**Given exercise**
Update the data from its first line through the line containing "The carrier pipe 12 is at (265, 482).", replacing "cross-sectional" with "sectional" and changing nothing else. Return only those lines, without the pictures.

**Given records**
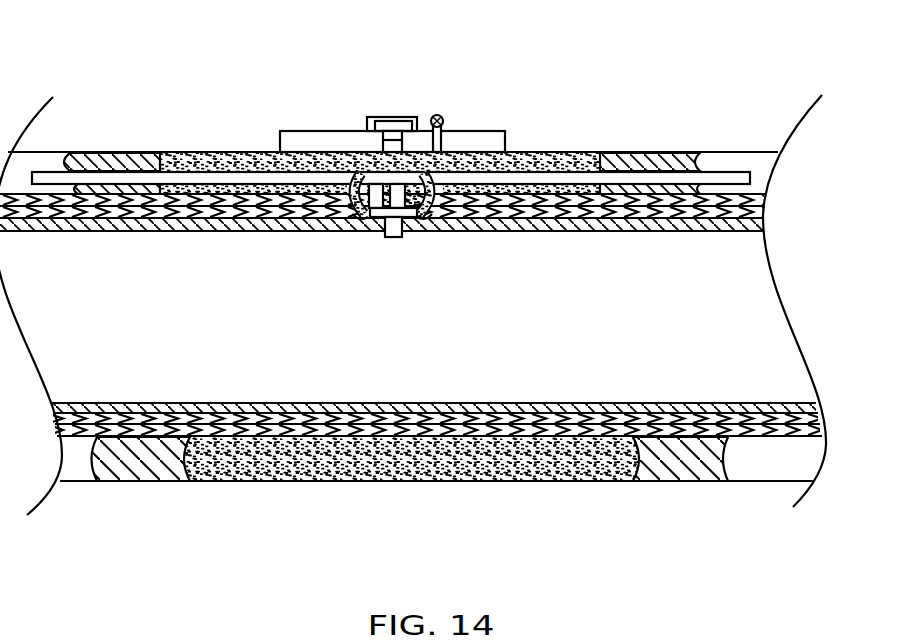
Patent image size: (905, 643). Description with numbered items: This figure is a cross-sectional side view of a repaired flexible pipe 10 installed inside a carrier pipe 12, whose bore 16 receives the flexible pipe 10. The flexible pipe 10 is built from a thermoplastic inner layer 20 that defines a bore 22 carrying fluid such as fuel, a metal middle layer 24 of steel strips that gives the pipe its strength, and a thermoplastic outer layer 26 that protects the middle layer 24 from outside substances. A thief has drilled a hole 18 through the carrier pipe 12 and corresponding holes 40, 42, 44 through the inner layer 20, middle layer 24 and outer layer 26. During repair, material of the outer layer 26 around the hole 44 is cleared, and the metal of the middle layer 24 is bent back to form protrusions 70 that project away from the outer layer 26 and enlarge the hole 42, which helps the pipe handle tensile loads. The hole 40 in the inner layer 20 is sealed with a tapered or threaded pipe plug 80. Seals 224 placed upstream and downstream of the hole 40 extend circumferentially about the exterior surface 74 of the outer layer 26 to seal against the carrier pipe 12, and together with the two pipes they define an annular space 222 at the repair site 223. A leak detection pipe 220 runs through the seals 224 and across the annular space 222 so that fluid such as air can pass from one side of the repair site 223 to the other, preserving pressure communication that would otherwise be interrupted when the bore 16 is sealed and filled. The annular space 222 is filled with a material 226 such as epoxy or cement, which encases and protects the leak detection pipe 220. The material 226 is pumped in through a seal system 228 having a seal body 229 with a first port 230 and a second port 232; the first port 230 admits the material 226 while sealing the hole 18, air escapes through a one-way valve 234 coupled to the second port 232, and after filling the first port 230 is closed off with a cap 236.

The flexible pipe 10 is at (815, 343).
The carrier pipe 12 is at (265, 482).
The bore 16 is at (746, 475).
The hole 18 is at (480, 124).
The inner layer 20 is at (617, 223).
The bore 22 is at (136, 324).
The middle layer 24 is at (668, 213).
The outer layer 26 is at (712, 200).
The hole 40 is at (408, 232).
The hole 42 is at (358, 226).
The hole 44 is at (447, 220).
The protrusions 70 is at (350, 214).
The exterior surface 74 is at (200, 195).
The pipe plug 80 is at (392, 238).
The leak detection pipe 220 is at (193, 180).
The annular space 222 is at (397, 463).
The repair site 223 is at (610, 530).
The seals 224 is at (133, 465).
The material 226 is at (513, 455).
The seal system 228 is at (333, 84).
The seal body 229 is at (505, 142).
The first port 230 is at (375, 142).
The second port 232 is at (442, 140).
The valve 234 is at (434, 115).
The cap 236 is at (380, 117).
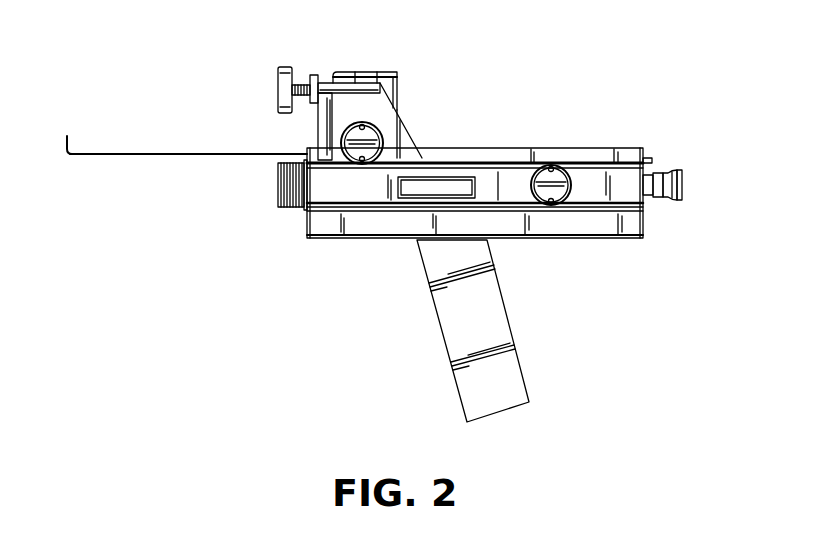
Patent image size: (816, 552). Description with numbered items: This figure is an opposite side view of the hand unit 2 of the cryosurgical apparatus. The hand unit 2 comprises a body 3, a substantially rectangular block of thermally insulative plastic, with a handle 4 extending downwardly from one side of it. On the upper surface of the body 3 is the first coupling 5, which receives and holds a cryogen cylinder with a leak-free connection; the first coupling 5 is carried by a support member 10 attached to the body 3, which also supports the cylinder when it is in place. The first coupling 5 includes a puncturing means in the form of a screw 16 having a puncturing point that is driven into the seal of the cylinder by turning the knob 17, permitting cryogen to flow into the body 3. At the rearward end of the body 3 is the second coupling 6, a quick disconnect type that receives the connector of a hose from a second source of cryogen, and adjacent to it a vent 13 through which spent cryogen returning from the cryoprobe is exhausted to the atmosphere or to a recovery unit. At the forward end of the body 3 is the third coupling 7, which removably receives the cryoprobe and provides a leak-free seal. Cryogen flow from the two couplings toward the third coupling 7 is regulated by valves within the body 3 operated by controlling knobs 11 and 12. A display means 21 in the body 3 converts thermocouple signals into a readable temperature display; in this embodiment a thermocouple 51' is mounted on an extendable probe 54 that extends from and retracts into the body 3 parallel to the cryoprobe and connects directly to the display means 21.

The hand unit 2 is at (383, 273).
The body 3 is at (568, 238).
The handle 4 is at (500, 316).
The first coupling 5 is at (369, 72).
The second coupling 6 is at (675, 199).
The third coupling 7 is at (280, 204).
The support member 10 is at (318, 136).
The controlling knob 11 is at (375, 133).
The controlling knob 12 is at (540, 165).
The vent 13 is at (652, 159).
The screw 16 is at (304, 83).
The knob 17 is at (278, 86).
The display means 21 is at (450, 187).
The thermocouple 51' is at (71, 131).
The extendable probe 54 is at (183, 153).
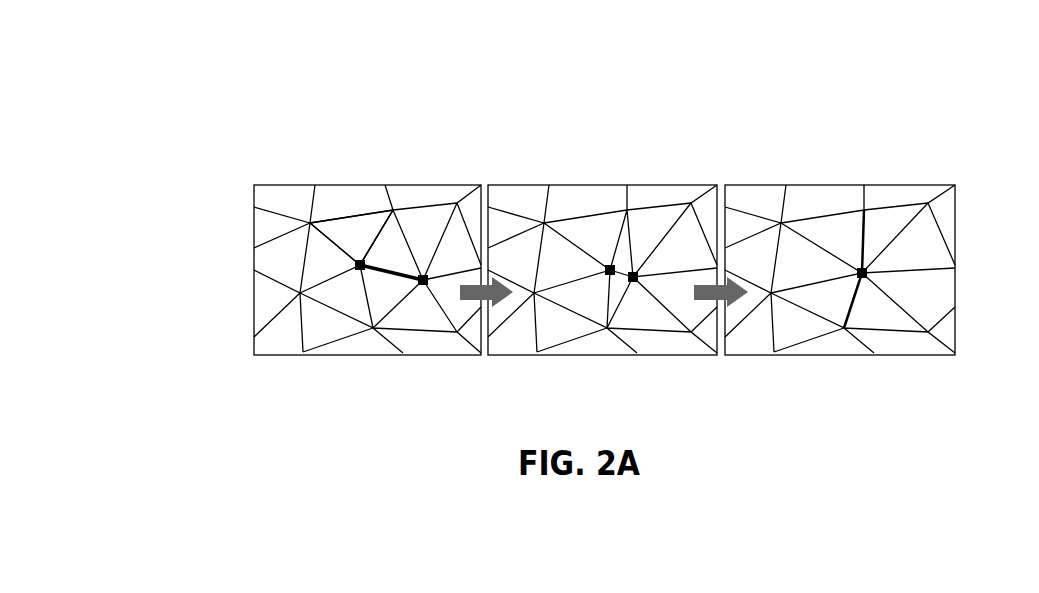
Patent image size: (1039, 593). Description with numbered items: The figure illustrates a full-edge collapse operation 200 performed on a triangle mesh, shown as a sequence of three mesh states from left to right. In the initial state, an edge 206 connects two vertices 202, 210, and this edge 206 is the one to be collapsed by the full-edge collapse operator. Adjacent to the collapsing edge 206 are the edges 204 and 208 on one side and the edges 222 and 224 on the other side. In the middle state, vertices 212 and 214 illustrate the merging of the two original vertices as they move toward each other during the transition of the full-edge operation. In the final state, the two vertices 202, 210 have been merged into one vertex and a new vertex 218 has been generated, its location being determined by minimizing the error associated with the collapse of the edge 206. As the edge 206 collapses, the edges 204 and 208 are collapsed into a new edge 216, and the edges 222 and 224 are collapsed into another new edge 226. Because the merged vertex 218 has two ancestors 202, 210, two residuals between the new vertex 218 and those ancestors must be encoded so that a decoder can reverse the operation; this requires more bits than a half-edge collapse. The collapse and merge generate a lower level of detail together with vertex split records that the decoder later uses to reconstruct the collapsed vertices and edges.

The full-edge collapse operation 200 is at (140, 210).
The vertex 202 is at (358, 258).
The edge 204 is at (378, 222).
The edge 206 is at (388, 266).
The edge 208 is at (416, 249).
The vertex 210 is at (424, 274).
The vertex 212 is at (609, 263).
The vertex 214 is at (639, 272).
The edge 216 is at (859, 241).
The new vertex 218 is at (864, 268).
The edge 222 is at (363, 293).
The edge 224 is at (402, 303).
The edge 226 is at (857, 302).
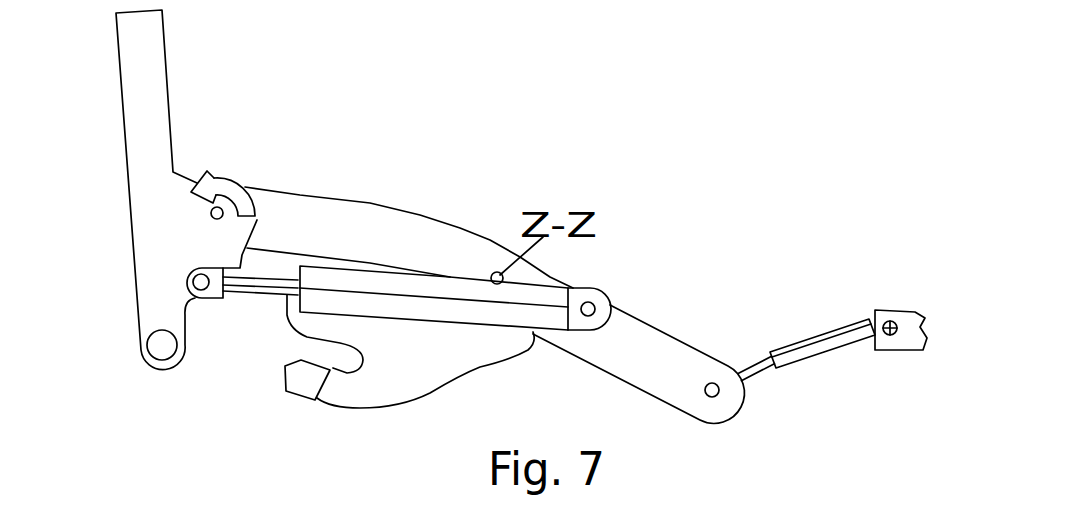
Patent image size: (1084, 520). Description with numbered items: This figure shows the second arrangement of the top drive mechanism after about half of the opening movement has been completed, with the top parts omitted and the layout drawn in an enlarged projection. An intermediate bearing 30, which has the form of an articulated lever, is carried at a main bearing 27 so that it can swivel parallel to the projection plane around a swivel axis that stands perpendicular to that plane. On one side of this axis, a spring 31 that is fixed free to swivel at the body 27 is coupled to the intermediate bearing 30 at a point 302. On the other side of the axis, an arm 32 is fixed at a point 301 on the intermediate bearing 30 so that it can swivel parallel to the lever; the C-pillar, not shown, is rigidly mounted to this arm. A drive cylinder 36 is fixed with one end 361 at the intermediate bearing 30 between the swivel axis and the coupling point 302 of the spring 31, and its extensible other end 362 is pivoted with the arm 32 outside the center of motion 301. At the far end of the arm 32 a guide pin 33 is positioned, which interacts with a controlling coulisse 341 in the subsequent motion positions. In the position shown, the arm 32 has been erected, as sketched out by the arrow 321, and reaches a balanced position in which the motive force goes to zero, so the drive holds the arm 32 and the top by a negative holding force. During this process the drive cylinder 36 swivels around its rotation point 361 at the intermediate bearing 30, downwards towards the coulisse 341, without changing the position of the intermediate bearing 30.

The main bearing 27 is at (440, 366).
The intermediate bearing 30 is at (662, 337).
The spring 31 is at (808, 350).
The arm 32 is at (155, 67).
The guide pin 33 is at (162, 347).
The drive cylinder 36 is at (402, 285).
The rotation point of the arm 301 is at (210, 215).
The coupling point of the spring 302 is at (715, 393).
The arrow 321 is at (230, 188).
The controlling coulisse 341 is at (333, 368).
The end of the drive cylinder 361 is at (592, 306).
The extensible other end of the drive cylinder 362 is at (201, 288).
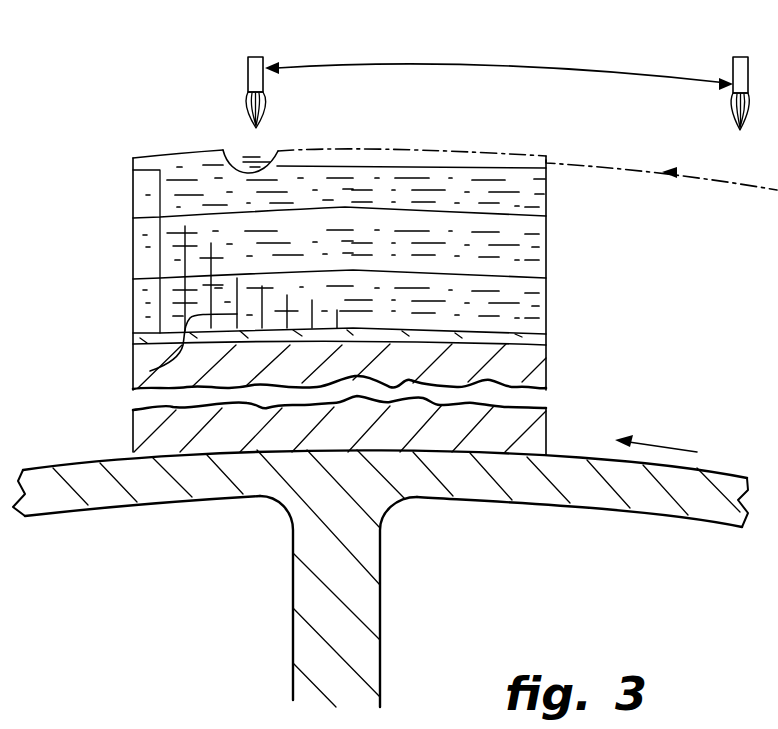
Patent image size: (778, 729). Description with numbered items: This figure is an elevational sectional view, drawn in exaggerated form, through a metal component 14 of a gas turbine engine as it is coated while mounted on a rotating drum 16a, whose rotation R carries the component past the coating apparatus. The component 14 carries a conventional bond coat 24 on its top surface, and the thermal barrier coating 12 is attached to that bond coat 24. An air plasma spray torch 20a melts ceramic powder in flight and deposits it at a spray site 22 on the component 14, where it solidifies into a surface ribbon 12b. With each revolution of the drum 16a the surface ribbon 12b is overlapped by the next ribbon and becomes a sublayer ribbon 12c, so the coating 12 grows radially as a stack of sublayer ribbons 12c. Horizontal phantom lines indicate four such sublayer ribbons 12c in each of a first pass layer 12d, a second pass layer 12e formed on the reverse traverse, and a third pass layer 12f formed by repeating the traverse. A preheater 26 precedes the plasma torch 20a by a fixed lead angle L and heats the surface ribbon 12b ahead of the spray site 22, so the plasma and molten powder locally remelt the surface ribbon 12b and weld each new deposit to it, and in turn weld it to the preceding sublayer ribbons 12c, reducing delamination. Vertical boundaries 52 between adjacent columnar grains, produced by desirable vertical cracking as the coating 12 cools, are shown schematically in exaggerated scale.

The thermal barrier coating 12 is at (147, 152).
The surface ribbon 12b is at (433, 167).
The sublayer ribbon 12c is at (558, 173).
The first pass layer 12d is at (130, 282).
The second pass layer 12e is at (130, 222).
The third pass layer 12f is at (130, 160).
The component 14 is at (548, 377).
The drum 16a is at (388, 551).
The air plasma spray torch 20a is at (248, 68).
The spray site 22 is at (250, 167).
The bond coat 24 is at (550, 345).
The preheater 26 is at (733, 62).
The vertical boundaries 52 is at (135, 370).
The lead angle L is at (507, 63).
The rotation R is at (675, 447).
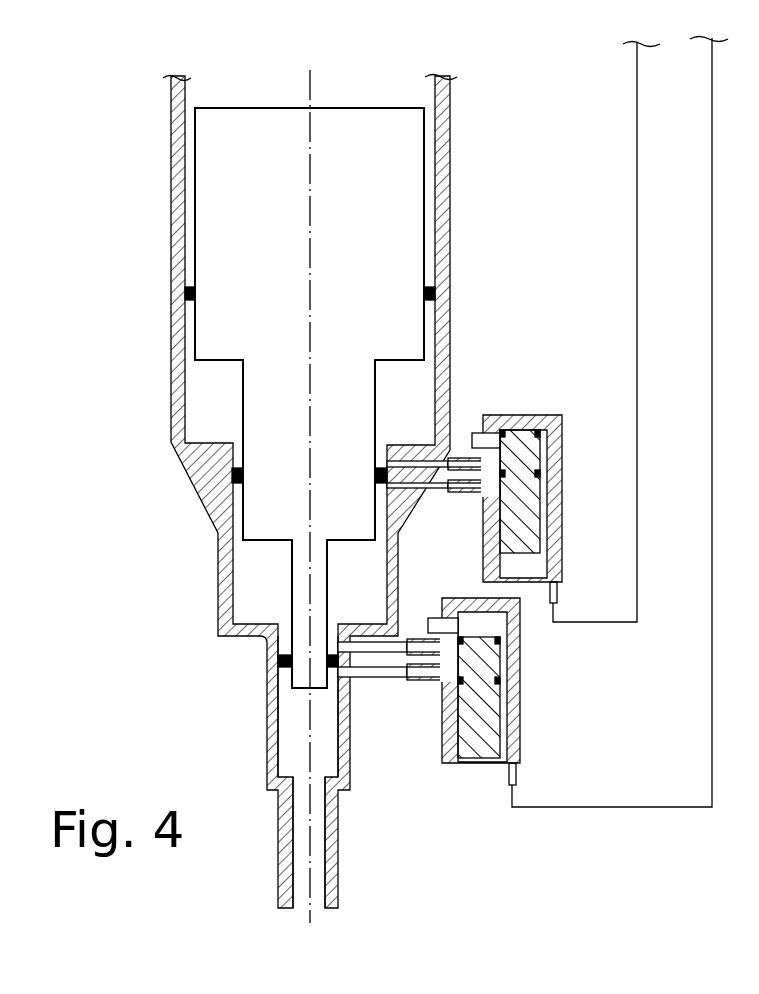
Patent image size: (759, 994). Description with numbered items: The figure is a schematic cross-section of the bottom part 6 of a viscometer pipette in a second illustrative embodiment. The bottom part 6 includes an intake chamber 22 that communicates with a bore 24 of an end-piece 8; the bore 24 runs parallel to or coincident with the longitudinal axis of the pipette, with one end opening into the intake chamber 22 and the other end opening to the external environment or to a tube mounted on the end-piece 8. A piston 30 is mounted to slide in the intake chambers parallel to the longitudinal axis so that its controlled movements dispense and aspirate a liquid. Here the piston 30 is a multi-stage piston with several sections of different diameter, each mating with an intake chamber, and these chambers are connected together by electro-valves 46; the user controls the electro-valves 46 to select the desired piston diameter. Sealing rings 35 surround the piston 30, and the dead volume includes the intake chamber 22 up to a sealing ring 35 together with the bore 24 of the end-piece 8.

The bottom part 6 is at (513, 178).
The end-piece 8 is at (337, 812).
The intake chamber 22 is at (287, 748).
The bore 24 is at (317, 868).
The piston 30 is at (427, 153).
The sealing ring 35 is at (182, 298).
The electro-valves 46 is at (527, 527).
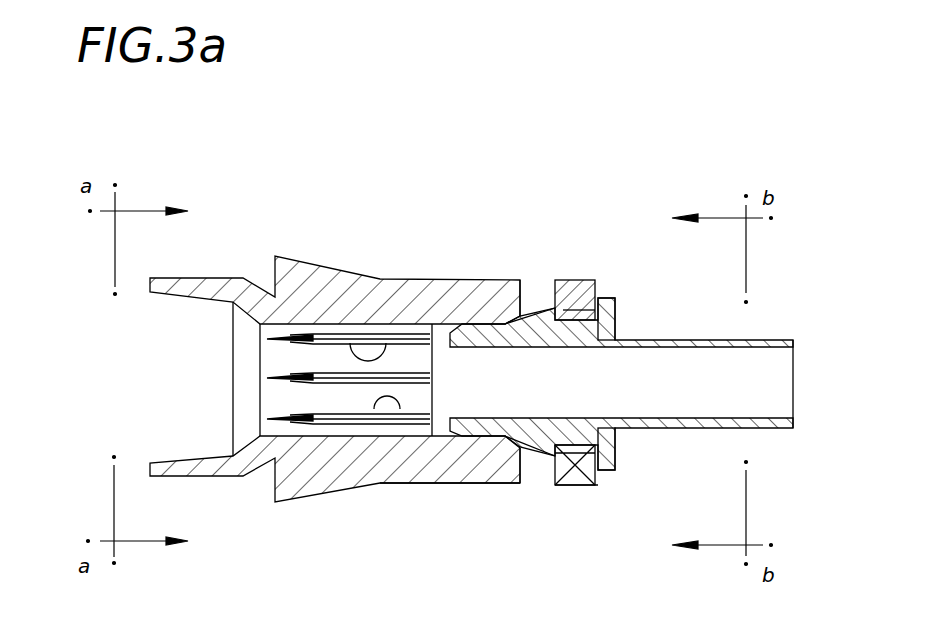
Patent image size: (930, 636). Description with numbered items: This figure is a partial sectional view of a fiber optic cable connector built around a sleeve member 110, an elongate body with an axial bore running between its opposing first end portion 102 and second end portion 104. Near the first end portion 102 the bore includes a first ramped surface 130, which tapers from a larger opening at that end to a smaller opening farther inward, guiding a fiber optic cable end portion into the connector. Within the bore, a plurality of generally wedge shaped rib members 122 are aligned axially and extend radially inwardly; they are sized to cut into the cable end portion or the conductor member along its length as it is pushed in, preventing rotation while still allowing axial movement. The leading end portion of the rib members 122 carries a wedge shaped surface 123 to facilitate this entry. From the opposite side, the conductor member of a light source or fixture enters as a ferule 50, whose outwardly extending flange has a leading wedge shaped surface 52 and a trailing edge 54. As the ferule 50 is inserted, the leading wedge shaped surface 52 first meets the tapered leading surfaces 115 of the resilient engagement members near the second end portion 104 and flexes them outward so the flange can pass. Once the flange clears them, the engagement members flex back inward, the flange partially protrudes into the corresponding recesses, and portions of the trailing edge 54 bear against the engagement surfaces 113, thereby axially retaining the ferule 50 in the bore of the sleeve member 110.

The first end portion 102 is at (207, 278).
The wedge shaped rib members 122 is at (352, 337).
The engagement surfaces 113 is at (545, 307).
The ferule 50 is at (624, 308).
The leading wedge shaped surface 52 is at (530, 307).
The trailing edge 54 is at (583, 281).
The first ramped surface 130 is at (233, 316).
The tapered leading surfaces 115 is at (593, 328).
The wedge shaped surface 123 is at (313, 378).
The second end portion 104 is at (590, 487).
The sleeve member 110 is at (467, 493).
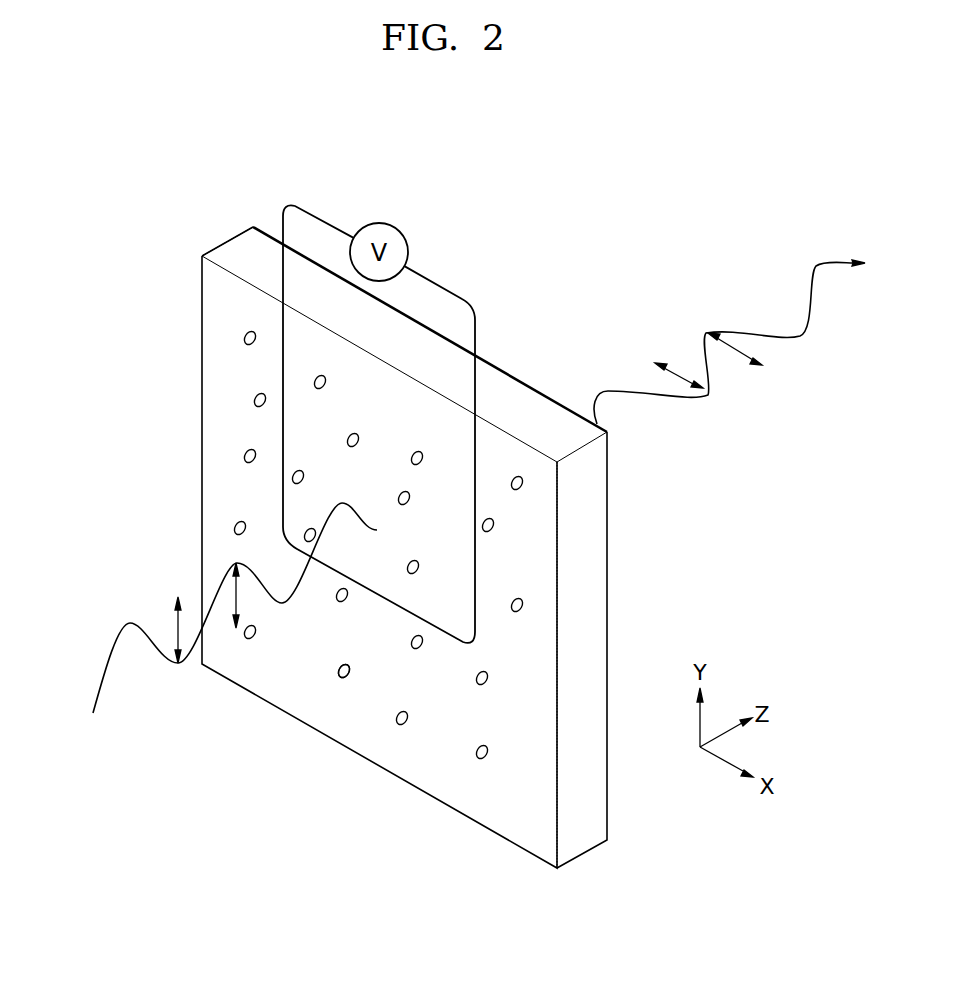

**Output of the task**
Patent image size: (905, 643). Description with numbered items: This figure is a sectional side view of a repaired flexible pipe 10 installed inside a carrier pipe 12, whose bore 16 receives the flexible pipe 10. The flexible pipe 10 is built from a thermoplastic inner layer 20 that defines a bore 22 carrying fluid such as fuel, a metal middle layer 24 of steel strips that gives the pipe its strength, and a thermoplastic outer layer 26 that protects the middle layer 24 from outside substances. A thief has drilled a hole 18 through the carrier pipe 12 and corresponding holes 40, 42, 44 through the inner layer 20, middle layer 24 and outer layer 26. During repair, material of the outer layer 26 around the hole 44 is cleared, and the metal of the middle layer 24 is bent back to form protrusions 70 that project away from the outer layer 26 and enlarge the hole 42, which helps the pipe handle tensile loads. The hole 40 in the inner layer 20 is sealed with a tapered or threaded pipe plug 80. Seals 224 placed upstream and downstream of the hole 40 extend circumferentially about the exterior surface 74 of the outer layer 26 to seal against the carrier pipe 12, and together with the two pipes they define an annular space 222 at the repair site 223. A leak detection pipe 220 runs through the seals 224 and across the annular space 222 so that fluid such as air can pass from one side of the repair site 223 to the other, preserving pressure communication that would otherwise be interrupted when the bore 16 is sealed and filled. The annular space 222 is filled with a material 226 such as epoxy or cement, which encases and protects the leak detection pipe 220. The material 226 is pumped in through a seal system 228 having a seal body 229 with a first port 230 and a second port 232; the first port 230 admits the material 226 while sealing the hole 18, air escapes through a one-way valve 234 coupled to the second port 232, and after filling the first port 230 is closed off with a cap 236.

The flexible pipe 10 is at (815, 343).
The carrier pipe 12 is at (265, 482).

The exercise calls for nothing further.